STATED EXERCISE:
Across the entries below, how many lines contain the string "TradingView"? Give only the count.

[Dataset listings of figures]
== == ==

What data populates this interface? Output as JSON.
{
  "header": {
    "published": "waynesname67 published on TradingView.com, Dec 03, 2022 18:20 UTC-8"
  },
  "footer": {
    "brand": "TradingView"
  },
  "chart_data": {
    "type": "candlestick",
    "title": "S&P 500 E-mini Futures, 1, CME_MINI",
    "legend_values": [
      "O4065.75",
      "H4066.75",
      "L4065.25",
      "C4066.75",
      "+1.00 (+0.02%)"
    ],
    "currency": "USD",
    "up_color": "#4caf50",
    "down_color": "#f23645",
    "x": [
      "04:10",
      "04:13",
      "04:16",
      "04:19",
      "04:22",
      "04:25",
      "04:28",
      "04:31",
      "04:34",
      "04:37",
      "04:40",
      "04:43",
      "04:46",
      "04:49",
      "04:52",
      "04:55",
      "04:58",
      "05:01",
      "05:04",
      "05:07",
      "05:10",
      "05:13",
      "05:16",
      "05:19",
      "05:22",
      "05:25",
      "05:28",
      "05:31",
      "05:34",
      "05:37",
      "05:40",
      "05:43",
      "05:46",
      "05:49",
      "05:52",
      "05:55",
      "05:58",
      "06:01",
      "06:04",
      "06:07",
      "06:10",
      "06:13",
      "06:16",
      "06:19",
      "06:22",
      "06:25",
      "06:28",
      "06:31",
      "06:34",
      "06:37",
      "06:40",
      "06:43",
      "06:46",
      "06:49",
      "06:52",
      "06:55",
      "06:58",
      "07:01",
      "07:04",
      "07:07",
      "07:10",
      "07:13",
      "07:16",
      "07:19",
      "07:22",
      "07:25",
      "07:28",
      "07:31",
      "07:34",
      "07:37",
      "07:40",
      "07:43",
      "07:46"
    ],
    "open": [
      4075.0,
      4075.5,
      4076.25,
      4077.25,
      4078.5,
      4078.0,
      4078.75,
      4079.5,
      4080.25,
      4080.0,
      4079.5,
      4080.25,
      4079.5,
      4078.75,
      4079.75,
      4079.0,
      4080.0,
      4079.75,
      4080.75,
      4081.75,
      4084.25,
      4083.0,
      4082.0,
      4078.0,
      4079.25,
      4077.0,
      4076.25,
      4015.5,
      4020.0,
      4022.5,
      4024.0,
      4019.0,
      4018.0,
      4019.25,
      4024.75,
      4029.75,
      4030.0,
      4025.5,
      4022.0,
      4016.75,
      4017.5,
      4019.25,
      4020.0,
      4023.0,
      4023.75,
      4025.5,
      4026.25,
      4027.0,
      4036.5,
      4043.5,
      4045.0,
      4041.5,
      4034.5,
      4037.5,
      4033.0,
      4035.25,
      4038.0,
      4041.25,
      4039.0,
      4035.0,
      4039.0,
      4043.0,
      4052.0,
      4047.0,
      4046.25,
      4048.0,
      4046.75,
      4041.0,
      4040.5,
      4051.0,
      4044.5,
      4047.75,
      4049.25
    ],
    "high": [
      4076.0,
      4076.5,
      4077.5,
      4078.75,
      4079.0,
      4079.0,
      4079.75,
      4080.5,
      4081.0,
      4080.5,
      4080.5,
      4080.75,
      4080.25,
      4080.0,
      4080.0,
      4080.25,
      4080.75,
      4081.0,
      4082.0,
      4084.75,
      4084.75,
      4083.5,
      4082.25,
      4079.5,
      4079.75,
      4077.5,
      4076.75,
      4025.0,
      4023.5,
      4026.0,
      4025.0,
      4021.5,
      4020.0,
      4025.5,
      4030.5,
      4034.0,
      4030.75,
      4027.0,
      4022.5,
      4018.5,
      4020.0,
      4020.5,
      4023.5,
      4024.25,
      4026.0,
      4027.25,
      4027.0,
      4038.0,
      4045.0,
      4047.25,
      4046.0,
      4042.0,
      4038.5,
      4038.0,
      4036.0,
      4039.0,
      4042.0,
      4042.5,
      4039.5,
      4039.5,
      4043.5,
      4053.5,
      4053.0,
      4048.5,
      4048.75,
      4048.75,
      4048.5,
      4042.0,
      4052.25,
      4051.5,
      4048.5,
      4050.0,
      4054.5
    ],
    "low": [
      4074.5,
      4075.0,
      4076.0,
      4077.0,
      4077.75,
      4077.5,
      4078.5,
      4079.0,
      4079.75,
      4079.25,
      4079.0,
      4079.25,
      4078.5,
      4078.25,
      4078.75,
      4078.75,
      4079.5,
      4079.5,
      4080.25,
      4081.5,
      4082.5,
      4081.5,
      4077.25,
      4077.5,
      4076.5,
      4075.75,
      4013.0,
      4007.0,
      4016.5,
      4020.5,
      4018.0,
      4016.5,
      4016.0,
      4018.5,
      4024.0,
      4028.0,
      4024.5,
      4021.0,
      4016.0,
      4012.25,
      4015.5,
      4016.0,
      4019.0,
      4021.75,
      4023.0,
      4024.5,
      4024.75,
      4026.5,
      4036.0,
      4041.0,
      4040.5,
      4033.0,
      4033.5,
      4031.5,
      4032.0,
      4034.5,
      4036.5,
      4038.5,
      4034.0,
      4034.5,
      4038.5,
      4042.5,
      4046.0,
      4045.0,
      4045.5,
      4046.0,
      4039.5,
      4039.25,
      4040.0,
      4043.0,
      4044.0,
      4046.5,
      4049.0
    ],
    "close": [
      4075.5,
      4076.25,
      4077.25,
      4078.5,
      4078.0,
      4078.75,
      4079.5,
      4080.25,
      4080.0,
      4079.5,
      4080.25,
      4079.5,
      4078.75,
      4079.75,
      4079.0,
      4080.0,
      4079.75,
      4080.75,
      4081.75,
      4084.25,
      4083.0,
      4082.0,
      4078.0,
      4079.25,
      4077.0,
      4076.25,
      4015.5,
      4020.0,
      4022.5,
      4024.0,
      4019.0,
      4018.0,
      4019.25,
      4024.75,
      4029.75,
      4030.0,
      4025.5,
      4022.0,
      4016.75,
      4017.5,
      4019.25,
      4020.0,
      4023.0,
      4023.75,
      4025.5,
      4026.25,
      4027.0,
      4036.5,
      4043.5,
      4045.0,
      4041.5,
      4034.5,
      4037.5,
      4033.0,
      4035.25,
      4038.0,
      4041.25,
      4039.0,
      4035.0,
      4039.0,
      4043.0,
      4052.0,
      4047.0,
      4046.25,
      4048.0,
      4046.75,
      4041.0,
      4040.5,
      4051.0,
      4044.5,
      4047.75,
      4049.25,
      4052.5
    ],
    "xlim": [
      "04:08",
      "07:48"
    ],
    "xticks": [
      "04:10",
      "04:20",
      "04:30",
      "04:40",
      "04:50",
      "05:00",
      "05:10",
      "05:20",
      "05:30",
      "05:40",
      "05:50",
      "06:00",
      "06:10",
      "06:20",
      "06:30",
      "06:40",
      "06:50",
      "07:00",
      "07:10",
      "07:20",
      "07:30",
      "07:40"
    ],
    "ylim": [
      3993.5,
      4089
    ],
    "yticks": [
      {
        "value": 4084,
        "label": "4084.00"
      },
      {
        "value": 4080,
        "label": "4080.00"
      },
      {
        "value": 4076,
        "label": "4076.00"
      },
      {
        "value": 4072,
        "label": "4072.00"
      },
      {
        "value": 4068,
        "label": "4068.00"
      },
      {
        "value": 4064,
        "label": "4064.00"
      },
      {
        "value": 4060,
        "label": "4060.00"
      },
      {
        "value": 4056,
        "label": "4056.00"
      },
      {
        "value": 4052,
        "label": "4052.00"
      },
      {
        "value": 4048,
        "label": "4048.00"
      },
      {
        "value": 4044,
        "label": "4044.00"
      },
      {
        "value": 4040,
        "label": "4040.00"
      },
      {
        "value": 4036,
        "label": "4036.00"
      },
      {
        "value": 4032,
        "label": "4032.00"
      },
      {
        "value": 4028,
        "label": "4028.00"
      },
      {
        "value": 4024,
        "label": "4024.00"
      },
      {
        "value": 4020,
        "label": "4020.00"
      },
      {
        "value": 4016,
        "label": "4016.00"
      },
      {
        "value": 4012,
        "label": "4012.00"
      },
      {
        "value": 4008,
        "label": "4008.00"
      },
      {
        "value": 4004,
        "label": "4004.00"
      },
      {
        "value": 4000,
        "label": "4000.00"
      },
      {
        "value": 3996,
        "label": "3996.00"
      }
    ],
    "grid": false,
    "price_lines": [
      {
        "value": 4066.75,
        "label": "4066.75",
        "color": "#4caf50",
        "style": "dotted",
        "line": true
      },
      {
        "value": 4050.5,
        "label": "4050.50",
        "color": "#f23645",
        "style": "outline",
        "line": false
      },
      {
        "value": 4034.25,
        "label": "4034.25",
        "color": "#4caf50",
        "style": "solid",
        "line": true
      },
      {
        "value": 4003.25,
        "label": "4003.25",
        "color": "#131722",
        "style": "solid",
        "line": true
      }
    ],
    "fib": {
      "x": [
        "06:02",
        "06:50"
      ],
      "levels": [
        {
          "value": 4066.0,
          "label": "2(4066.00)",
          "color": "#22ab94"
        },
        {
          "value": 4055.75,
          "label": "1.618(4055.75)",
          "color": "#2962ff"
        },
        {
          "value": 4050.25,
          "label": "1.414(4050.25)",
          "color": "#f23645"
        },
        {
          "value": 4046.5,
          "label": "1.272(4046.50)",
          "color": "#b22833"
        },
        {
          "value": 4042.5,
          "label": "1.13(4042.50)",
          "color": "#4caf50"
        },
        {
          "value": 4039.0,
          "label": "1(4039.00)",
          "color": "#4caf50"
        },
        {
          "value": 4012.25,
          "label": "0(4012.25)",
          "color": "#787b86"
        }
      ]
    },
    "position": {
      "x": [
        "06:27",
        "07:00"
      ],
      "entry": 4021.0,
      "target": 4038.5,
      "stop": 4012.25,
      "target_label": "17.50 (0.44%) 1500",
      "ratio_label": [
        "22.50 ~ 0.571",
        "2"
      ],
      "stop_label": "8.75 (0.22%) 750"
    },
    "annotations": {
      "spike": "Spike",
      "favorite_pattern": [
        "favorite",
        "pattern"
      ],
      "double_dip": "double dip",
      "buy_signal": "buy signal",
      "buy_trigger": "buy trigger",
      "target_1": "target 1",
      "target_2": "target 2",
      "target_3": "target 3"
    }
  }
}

== == ==

TASK RESPONSE:
2